--- BEGIN Stored records ---

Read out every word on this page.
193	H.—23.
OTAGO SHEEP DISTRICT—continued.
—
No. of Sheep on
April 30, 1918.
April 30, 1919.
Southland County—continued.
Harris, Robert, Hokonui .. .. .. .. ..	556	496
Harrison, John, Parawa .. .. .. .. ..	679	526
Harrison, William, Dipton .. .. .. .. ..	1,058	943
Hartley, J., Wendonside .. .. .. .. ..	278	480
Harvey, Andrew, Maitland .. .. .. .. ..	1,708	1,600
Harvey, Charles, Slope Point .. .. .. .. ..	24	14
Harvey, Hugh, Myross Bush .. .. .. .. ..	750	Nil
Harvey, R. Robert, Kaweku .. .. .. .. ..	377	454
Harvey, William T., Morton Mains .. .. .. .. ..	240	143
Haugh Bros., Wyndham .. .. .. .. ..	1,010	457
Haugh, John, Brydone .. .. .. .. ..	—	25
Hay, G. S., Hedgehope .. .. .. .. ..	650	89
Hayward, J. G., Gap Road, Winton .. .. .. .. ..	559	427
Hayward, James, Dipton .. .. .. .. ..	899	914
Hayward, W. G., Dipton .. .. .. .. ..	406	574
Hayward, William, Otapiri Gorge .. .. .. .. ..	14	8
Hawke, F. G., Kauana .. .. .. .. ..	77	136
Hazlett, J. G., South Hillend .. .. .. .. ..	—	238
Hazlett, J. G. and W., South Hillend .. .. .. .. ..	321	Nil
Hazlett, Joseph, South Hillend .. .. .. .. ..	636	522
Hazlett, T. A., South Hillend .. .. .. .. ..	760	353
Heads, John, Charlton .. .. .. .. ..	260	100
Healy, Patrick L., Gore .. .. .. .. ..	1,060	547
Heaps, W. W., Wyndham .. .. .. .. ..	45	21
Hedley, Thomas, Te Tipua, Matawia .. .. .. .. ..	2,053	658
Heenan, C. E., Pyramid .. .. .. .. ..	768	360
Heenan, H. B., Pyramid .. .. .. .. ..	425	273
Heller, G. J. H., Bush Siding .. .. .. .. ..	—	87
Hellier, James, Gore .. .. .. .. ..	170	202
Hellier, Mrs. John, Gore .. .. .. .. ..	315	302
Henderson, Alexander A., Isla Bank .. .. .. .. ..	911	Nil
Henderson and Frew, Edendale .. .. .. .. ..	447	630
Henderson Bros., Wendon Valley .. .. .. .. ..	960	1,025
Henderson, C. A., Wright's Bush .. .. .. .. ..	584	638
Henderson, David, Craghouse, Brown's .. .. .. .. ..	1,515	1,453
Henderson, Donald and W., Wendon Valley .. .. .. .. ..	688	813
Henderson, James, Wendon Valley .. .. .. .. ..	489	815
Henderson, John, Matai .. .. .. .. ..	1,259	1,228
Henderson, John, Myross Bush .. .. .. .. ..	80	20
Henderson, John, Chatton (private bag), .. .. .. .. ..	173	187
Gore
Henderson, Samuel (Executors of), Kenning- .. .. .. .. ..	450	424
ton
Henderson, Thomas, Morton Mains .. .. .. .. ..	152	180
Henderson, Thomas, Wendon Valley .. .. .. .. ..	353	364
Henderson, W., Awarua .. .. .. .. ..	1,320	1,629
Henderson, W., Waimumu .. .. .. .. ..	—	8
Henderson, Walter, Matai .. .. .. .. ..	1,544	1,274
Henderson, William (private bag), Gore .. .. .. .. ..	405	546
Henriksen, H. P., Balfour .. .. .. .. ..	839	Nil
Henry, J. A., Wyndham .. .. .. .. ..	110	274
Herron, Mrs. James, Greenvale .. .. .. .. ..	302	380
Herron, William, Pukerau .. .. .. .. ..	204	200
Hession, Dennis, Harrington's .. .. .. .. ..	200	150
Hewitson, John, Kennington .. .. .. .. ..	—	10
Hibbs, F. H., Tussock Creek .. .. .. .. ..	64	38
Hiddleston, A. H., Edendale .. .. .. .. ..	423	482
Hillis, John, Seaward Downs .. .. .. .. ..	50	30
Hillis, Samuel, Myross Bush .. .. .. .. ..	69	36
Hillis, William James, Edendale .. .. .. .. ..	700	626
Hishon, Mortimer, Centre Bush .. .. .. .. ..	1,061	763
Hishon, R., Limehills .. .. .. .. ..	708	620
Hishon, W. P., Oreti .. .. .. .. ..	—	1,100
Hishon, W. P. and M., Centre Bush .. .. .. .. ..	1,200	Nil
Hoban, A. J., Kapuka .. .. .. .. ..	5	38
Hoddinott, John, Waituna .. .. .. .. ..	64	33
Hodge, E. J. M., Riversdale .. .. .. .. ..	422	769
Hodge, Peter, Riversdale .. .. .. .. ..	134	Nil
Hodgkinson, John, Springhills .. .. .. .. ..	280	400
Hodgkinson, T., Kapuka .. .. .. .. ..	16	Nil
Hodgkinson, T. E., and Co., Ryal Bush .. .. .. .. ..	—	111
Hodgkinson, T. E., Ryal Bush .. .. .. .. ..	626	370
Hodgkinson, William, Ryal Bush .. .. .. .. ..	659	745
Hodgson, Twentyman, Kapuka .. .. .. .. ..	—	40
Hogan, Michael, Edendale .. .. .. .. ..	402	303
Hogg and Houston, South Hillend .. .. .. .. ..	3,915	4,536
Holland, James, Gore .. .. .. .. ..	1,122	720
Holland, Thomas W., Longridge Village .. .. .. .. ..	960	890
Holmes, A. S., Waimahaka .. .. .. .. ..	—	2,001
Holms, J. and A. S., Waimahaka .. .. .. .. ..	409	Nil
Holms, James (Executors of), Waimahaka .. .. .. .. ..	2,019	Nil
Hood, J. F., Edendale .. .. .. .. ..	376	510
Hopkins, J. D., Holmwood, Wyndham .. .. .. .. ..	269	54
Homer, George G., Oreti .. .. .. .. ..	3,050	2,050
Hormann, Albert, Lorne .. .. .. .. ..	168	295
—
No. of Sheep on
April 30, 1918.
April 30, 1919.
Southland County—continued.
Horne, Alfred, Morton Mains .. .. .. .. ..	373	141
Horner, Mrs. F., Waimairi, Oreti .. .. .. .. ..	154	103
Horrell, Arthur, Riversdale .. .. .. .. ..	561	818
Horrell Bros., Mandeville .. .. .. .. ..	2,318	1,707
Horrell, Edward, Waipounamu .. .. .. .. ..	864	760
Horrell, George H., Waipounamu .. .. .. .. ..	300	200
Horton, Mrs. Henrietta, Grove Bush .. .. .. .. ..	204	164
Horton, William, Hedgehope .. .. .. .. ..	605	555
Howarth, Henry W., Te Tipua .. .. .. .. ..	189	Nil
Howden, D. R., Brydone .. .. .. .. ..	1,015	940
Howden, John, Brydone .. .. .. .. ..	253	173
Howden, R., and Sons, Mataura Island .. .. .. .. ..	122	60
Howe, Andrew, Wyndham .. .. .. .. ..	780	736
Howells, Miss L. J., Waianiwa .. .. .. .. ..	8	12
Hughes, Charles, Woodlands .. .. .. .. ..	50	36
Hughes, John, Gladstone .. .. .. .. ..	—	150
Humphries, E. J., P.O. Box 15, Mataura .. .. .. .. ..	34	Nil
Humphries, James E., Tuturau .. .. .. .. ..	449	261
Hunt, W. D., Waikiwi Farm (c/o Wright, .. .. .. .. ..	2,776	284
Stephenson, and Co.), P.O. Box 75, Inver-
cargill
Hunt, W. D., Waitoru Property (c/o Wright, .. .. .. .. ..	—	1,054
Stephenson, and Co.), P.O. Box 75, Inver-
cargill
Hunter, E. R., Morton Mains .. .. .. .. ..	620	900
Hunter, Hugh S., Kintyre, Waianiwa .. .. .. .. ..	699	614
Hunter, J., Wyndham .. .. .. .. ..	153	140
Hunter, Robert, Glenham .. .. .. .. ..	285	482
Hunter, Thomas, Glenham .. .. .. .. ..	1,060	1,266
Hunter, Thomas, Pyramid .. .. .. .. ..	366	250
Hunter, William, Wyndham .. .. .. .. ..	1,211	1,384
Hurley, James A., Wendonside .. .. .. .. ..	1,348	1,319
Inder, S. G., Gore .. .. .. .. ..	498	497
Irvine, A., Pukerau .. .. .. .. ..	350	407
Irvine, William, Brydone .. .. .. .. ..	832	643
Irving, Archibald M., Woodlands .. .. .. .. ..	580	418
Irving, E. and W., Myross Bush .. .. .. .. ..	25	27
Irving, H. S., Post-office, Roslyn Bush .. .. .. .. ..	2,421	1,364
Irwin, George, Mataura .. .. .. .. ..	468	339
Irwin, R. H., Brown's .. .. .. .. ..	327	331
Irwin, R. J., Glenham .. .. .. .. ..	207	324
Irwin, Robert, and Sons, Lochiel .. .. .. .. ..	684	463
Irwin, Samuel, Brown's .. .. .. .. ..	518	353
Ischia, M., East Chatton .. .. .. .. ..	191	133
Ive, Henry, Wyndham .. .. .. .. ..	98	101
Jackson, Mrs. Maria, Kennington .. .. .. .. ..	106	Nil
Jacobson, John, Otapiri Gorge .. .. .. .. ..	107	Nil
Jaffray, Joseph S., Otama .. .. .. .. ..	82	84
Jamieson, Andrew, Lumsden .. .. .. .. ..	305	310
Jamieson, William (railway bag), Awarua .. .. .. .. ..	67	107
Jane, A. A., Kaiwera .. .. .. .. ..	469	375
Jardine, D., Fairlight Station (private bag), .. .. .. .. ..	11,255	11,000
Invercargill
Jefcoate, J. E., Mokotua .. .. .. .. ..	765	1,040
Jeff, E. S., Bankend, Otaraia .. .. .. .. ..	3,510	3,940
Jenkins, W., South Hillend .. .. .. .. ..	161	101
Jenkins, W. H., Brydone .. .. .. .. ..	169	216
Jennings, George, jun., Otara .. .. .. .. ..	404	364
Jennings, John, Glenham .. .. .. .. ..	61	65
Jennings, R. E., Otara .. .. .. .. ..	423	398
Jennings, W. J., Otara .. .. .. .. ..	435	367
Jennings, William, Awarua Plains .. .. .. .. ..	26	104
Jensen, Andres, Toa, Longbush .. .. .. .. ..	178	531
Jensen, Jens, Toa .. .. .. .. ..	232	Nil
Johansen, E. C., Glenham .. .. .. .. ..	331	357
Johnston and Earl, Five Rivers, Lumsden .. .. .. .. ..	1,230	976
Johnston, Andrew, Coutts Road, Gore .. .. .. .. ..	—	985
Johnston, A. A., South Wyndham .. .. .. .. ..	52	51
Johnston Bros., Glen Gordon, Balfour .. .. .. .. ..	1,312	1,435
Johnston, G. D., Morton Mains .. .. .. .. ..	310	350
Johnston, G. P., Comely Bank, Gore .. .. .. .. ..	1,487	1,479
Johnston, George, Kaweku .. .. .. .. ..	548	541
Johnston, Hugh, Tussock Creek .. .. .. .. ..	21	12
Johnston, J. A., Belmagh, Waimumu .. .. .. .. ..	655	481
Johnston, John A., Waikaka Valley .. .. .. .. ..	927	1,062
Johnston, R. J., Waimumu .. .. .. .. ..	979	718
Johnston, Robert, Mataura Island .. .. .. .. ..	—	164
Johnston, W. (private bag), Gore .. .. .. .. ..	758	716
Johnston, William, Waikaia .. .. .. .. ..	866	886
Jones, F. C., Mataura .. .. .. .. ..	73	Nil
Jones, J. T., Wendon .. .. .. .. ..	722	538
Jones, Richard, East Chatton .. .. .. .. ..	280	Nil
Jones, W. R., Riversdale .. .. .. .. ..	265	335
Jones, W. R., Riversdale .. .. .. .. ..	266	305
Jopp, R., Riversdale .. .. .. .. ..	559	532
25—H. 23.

--- END Stored records ---

What you have to do
Above are entries; state the number of lines among them that contain "private", and nothing else.

Output for this exercise
4